### GIVEN REQUEST
Only the lines from the one holding "Read this page and output its text content." to the end should be retyped, exactly, with both ends included and no pictures.

________________________________________

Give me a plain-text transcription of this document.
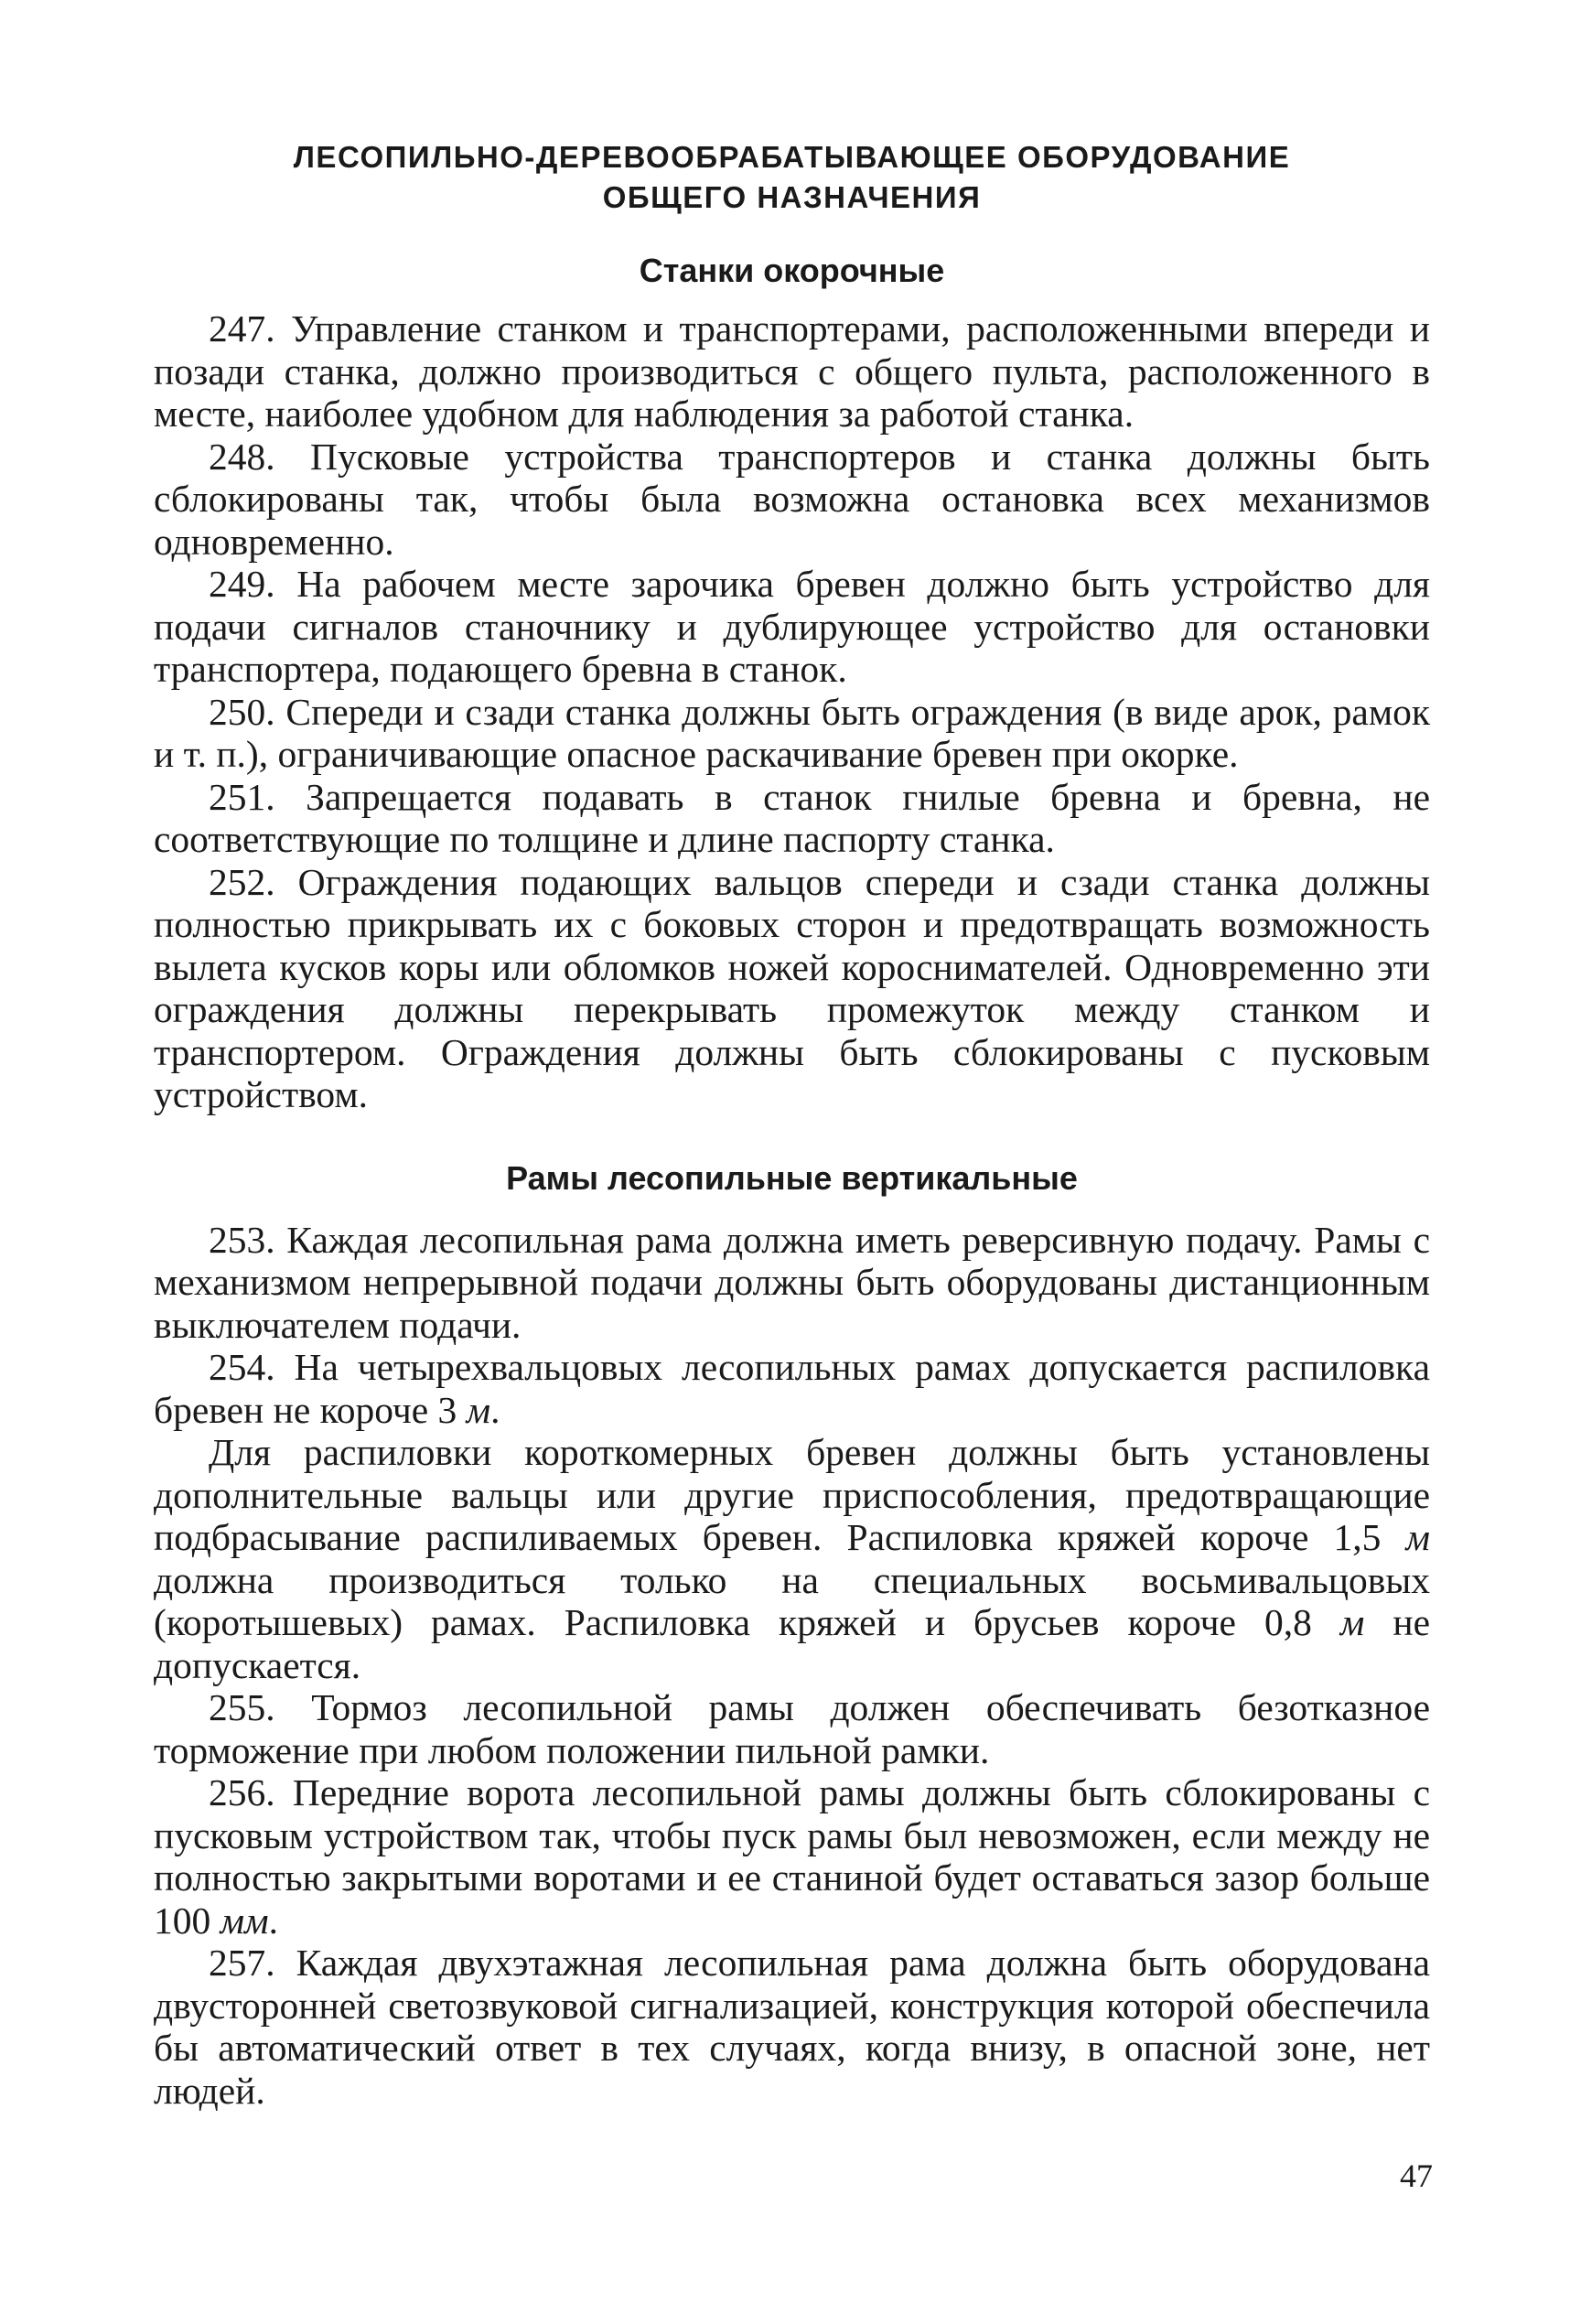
ЛЕСОПИЛЬНО-ДЕРЕВООБРАБАТЫВАЮЩЕЕ ОБОРУДОВАНИЕ
ОБЩЕГО НАЗНАЧЕНИЯ
Станки окорочные

247. Управление станком и транспортерами, расположенными впереди и позади станка, должно производиться с общего пульта, расположенного в месте, наиболее удобном для наблюдения за работой станка.

248. Пусковые устройства транспортеров и станка должны быть сблокированы так, чтобы была возможна остановка всех механизмов одновременно.

249. На рабочем месте зарочика бревен должно быть устройство для подачи сигналов станочнику и дублирующее устройство для остановки транспортера, подающего бревна в станок.

250. Спереди и сзади станка должны быть ограждения (в виде арок, рамок и т. п.), ограничивающие опасное раскачивание бревен при окорке.

251. Запрещается подавать в станок гнилые бревна и бревна, не соответствующие по толщине и длине паспорту станка.

252. Ограждения подающих вальцов спереди и сзади станка должны полностью прикрывать их с боковых сторон и предотвращать возможность вылета кусков коры или обломков ножей короснимателей. Одновременно эти ограждения должны перекрывать промежуток между станком и транспортером. Ограждения должны быть сблокированы с пусковым устройством.

Рамы лесопильные вертикальные

253. Каждая лесопильная рама должна иметь реверсивную подачу. Рамы с механизмом непрерывной подачи должны быть оборудованы дистанционным выключателем подачи.

254. На четырехвальцовых лесопильных рамах допускается распиловка бревен не короче 3 м.

Для распиловки короткомерных бревен должны быть установлены дополнительные вальцы или другие приспособления, предотвращающие подбрасывание распиливаемых бревен. Распиловка кряжей короче 1,5 м должна производиться только на специальных восьмивальцовых (коротышевых) рамах. Распиловка кряжей и брусьев короче 0,8 м не допускается.

255. Тормоз лесопильной рамы должен обеспечивать безотказное торможение при любом положении пильной рамки.

256. Передние ворота лесопильной рамы должны быть сблокированы с пусковым устройством так, чтобы пуск рамы был невозможен, если между не полностью закрытыми воротами и ее станиной будет оставаться зазор больше 100 мм.

257. Каждая двухэтажная лесопильная рама должна быть оборудована двусторонней светозвуковой сигнализацией, конструкция которой обеспечила бы автоматический ответ в тех случаях, когда внизу, в опасной зоне, нет людей.

47
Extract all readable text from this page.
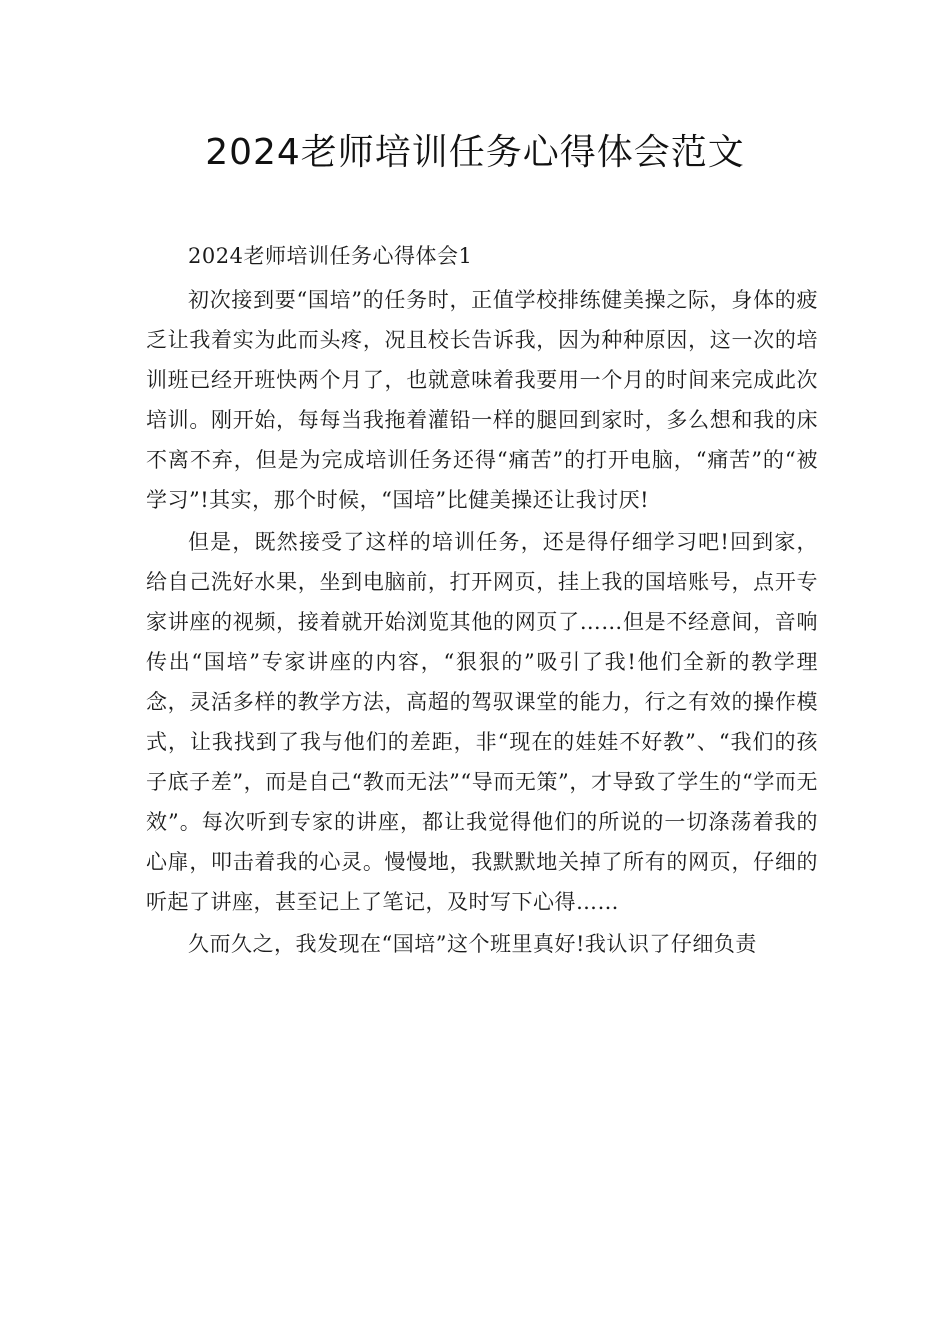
2024老师培训任务心得体会范文

2024老师培训任务心得体会1

初次接到要“国培”的任务时，正值学校排练健美操之际，身体的疲乏让我着实为此而头疼，况且校长告诉我，因为种种原因，这一次的培训班已经开班快两个月了，也就意味着我要用一个月的时间来完成此次培训。刚开始，每每当我拖着灌铅一样的腿回到家时，多么想和我的床不离不弃，但是为完成培训任务还得“痛苦”的打开电脑，“痛苦”的“被学习”!其实，那个时候，“国培”比健美操还让我讨厌!

但是，既然接受了这样的培训任务，还是得仔细学习吧!回到家，给自己洗好水果，坐到电脑前，打开网页，挂上我的国培账号，点开专家讲座的视频，接着就开始浏览其他的网页了……但是不经意间，音响传出“国培”专家讲座的内容，“狠狠的”吸引了我!他们全新的教学理念，灵活多样的教学方法，高超的驾驭课堂的能力，行之有效的操作模式，让我找到了我与他们的差距，非“现在的娃娃不好教”、“我们的孩子底子差”，而是自己“教而无法”“导而无策”，才导致了学生的“学而无效”。每次听到专家的讲座，都让我觉得他们的所说的一切涤荡着我的心扉，叩击着我的心灵。慢慢地，我默默地关掉了所有的网页，仔细的听起了讲座，甚至记上了笔记，及时写下心得……

久而久之，我发现在“国培”这个班里真好!我认识了仔细负责
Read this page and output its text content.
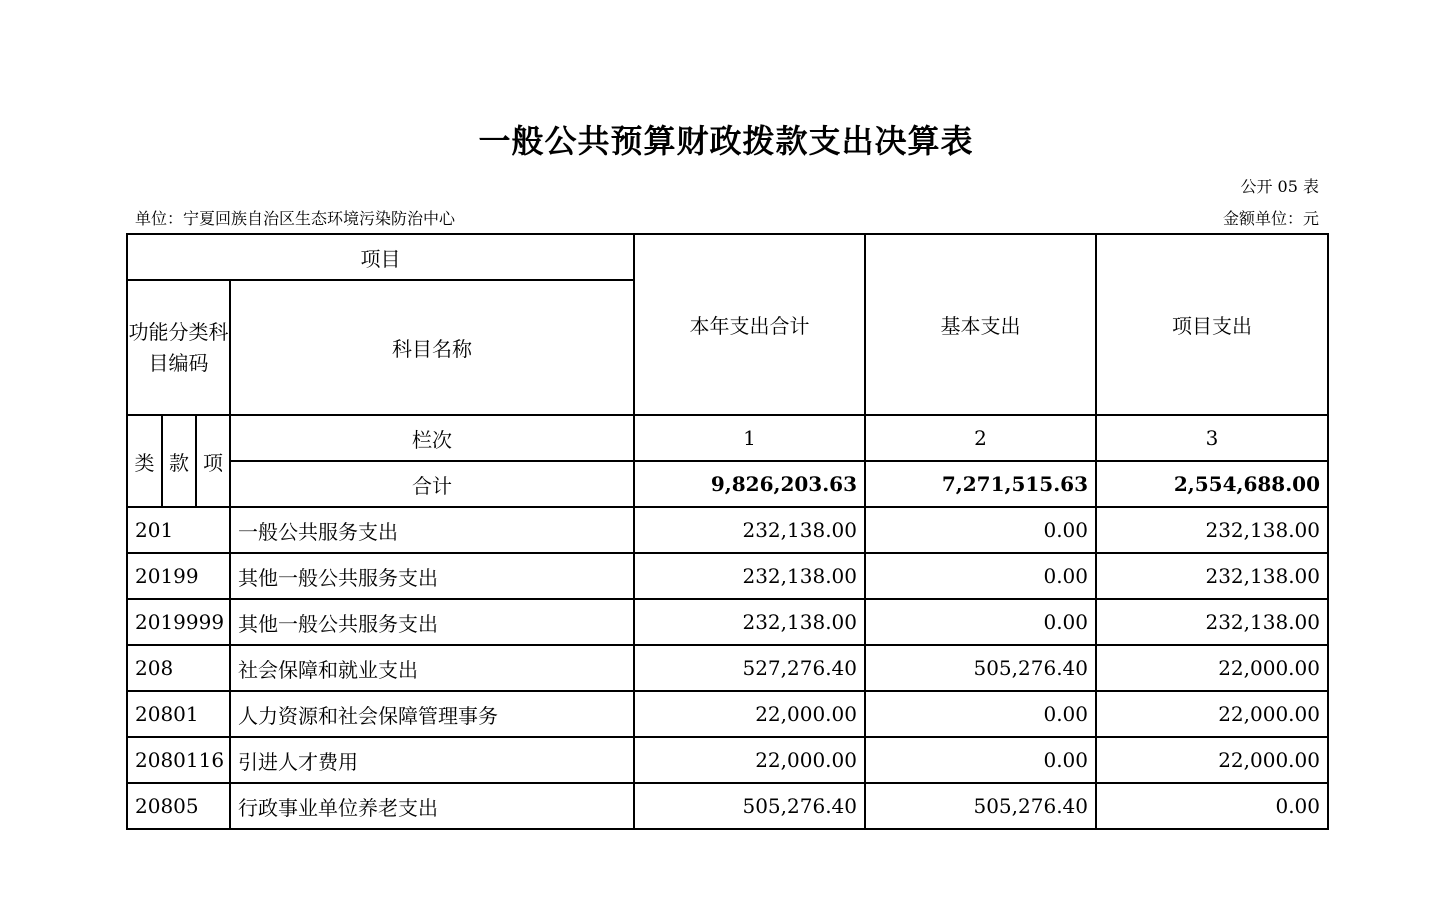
一般公共预算财政拨款支出决算表
公开 05 表
单位：宁夏回族自治区生态环境污染防治中心	金额单位：元
项目				本年支出合计	基本支出	项目支出
功能分类科目编码			科目名称			
类	款	项	栏次	1	2	3
			合计	9,826,203.63	7,271,515.63	2,554,688.00
201			一般公共服务支出	232,138.00	0.00	232,138.00
20199			其他一般公共服务支出	232,138.00	0.00	232,138.00
2019999			其他一般公共服务支出	232,138.00	0.00	232,138.00
208			社会保障和就业支出	527,276.40	505,276.40	22,000.00
20801			人力资源和社会保障管理事务	22,000.00	0.00	22,000.00
2080116			引进人才费用	22,000.00	0.00	22,000.00
20805			行政事业单位养老支出	505,276.40	505,276.40	0.00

________________________________________

### THE REPLY
Read this page and output its text content.
一般公共预算财政拨款支出决算表
公开 05 表
单位：宁夏回族自治区生态环境污染防治中心	金额单位：元
项目				本年支出合计	基本支出	项目支出
功能分类科目编码			科目名称			
类	款	项	栏次	1	2	3
			合计	9,826,203.63	7,271,515.63	2,554,688.00
201			一般公共服务支出	232,138.00	0.00	232,138.00
20199			其他一般公共服务支出	232,138.00	0.00	232,138.00
2019999			其他一般公共服务支出	232,138.00	0.00	232,138.00
208			社会保障和就业支出	527,276.40	505,276.40	22,000.00
20801			人力资源和社会保障管理事务	22,000.00	0.00	22,000.00
2080116			引进人才费用	22,000.00	0.00	22,000.00
20805			行政事业单位养老支出	505,276.40	505,276.40	0.00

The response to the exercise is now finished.